- **Selected text**
================================

Title VII does contain a provision for appointment of counsel "Upon application by the complainant and in such circumstances as the court may deem just...." 42 U.S.C.A. § 2000e-5(f)(1). Although the Transportation Department and the non-class-member employees have not invoked this provision, the court has considered it and declines to exercise its discretion to appoint counsel under these circumstances. Assuming that the non-class-member employees could be characterized as "complainants," the Eleventh Circuit Court of Appeals has held that there is "no automatic right to appointed counsel" under § 2000e-5(f)(1). Hunter v. Department of the Air Force Agency, 846 F.2d 1314, 1317 (11th Cir.1988) (per curiam). Rather, this decision is within the discretion of the district court. Id. In determining whether to appoint counsel under this provision, a trial court is to consider "the merits of the plaintiffs claim, the plaintiff's efforts to obtain counsel, and the plaintiff's financial inability to retain counsel." Luna v. Intern. Ass'n of Machinists and Aerospace Workers Local # 36, 614 F.2d 529, 531 (5th Cir.1980).4 Assuming that the non-class-member employees' action has merit, the court's consideration of the second and third factors leads to the conclusion that counsel should not be appointed. The non-class-member employees have sought and successfully retained counsel and the Transportation Department has agreed to pay counsel's fees. Counsel for the non-class-member employees have since filed: a notice of appearance, the motions currently before the court, and a statement of objections on behalf of their clients; they have also represented the interests of the non-class-member employees at a fairness hearing held on January 19, 1994, and they continue to represent those interests in post-hearing negotiations. The court finds no reason to conclude that its order, sanction, appointment, or confirmation of counsel's representation of their clients is warranted; the motions for appointment and confirmation will therefore be denied.5

B. Fees and Expenses

The non-class-member employees also move the court to direct the Transportation Department to pay their reasonable fees and expenses. In support of their motion, they state, first, that the Department has consented to the payment of their fees and expenses and, second, that the law justifies such an order because the non-class-member employees should be "treated as civil rights plaintiffs." The first argument is easily rejected. The fact that the Transportation Department has consented to pay for counsel's fees and expenses is not a legal basis for the court to order such payment.

================================

- **Work instructions**
Extend the court opinion on appointment of counsel and fees beyond its final sentence.

- **Record set**
================================

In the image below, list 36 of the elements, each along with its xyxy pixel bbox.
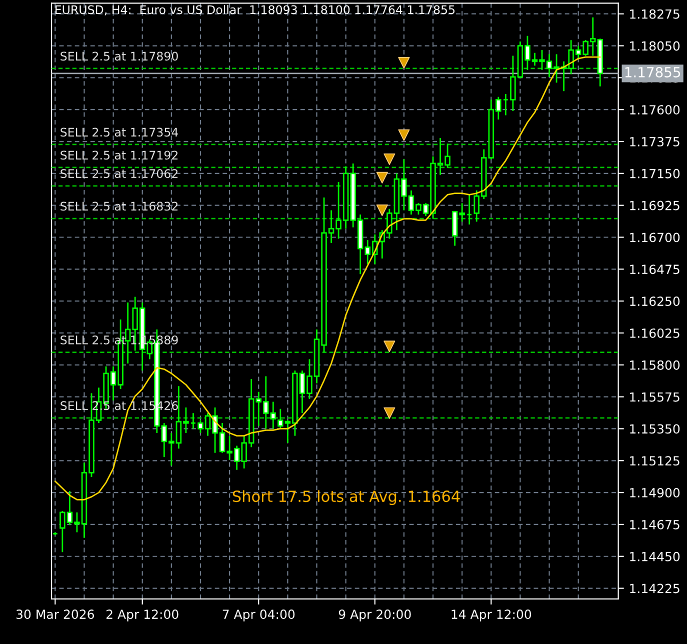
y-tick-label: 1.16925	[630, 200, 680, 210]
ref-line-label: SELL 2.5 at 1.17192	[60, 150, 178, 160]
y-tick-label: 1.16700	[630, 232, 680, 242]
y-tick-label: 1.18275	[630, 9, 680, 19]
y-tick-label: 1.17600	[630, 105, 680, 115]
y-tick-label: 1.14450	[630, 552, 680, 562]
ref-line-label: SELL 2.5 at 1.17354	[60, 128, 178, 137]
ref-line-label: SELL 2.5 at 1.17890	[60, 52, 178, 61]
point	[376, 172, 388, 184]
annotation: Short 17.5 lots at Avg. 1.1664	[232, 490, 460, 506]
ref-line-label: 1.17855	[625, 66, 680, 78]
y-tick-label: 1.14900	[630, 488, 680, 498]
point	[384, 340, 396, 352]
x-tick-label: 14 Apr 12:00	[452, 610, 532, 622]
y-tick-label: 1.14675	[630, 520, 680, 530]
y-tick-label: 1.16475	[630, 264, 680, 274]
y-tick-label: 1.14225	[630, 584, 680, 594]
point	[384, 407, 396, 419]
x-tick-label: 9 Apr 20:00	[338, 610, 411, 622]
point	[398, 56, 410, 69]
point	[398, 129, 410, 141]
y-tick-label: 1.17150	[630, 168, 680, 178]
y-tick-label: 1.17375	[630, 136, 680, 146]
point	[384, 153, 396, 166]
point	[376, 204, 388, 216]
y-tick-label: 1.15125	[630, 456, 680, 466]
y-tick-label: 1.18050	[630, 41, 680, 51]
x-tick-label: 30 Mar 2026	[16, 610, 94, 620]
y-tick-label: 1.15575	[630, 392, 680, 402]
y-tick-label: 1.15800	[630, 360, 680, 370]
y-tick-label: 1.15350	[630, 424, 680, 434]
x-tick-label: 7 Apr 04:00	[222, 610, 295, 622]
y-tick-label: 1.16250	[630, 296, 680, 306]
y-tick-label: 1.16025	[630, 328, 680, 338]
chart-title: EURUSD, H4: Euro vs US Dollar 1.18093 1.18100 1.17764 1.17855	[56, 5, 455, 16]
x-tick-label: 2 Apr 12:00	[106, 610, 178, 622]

================================

- **Expected answer**
The second argument raised by counsel for the non-class employees convinces the court that their motion is, at best, premature. Parties to a Title VII action—the status sought by non-class-member employees in their motion to intervene—may be allowed attorneys' fees upon a showing that they have "prevailed" as complainants. 42 U.S.C.A. § 2000e-5(k).6 In Hensley v. Eckerhart, 461 U.S. 424, 103 S.Ct. 1933, 76 L.Ed.2d 40 (1983), the Supreme Court explained that "plaintiffs may be considered `prevailing parties' for attorney's fees purposes if they succeed on any significant issue in litigation which achieves some of the benefit the parties sought in bringing the suit." Id. at 433, 103 S.Ct. at 1939 (quoting Nadeau v. Helgemoe, 581 F.2d 275, 278-79 (1st Cir. 1978)). Because counsel has only begun to represent the non-class-member employees, it is too soon to determine whether counsel will prevail on any significant issue.

The non-class-member employees rely on Afro-American Patrolmen's League v. Atlanta, 817 F.2d 719 (11th Cir.1987), to support their argument that they are entitled to an order of payment. This case, however, supports rather than contradicts the court's conclusion that fees and expenses are not due to be awarded unless the non-class-member employees prevail. In that case, where non-minority plaintiff-intervenors alleged reverse discrimination, the court held that, "By prevailing on the contempt motion and achieving a consent agreement...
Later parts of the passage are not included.